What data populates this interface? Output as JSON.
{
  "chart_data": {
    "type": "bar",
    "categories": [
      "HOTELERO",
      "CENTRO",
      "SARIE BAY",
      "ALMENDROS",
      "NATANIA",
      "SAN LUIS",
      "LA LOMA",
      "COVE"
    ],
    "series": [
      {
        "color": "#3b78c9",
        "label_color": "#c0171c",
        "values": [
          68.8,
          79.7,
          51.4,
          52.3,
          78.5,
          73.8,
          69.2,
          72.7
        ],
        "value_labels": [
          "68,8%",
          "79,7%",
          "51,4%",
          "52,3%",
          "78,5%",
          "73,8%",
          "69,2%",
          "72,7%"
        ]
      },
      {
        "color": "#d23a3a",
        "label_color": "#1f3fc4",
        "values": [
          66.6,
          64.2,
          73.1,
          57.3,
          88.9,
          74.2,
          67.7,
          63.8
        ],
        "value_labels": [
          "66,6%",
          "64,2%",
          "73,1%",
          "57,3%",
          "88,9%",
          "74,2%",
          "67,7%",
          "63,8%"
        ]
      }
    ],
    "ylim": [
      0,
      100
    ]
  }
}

> _Exercise details_: All of the lines above must be returned exactly.

> _Written response_:
What data populates this interface? Output as JSON.
{
  "chart_data": {
    "type": "bar",
    "categories": [
      "HOTELERO",
      "CENTRO",
      "SARIE BAY",
      "ALMENDROS",
      "NATANIA",
      "SAN LUIS",
      "LA LOMA",
      "COVE"
    ],
    "series": [
      {
        "color": "#3b78c9",
        "label_color": "#c0171c",
        "values": [
          68.8,
          79.7,
          51.4,
          52.3,
          78.5,
          73.8,
          69.2,
          72.7
        ],
        "value_labels": [
          "68,8%",
          "79,7%",
          "51,4%",
          "52,3%",
          "78,5%",
          "73,8%",
          "69,2%",
          "72,7%"
        ]
      },
      {
        "color": "#d23a3a",
        "label_color": "#1f3fc4",
        "values": [
          66.6,
          64.2,
          73.1,
          57.3,
          88.9,
          74.2,
          67.7,
          63.8
        ],
        "value_labels": [
          "66,6%",
          "64,2%",
          "73,1%",
          "57,3%",
          "88,9%",
          "74,2%",
          "67,7%",
          "63,8%"
        ]
      }
    ],
    "ylim": [
      0,
      100
    ]
  }
}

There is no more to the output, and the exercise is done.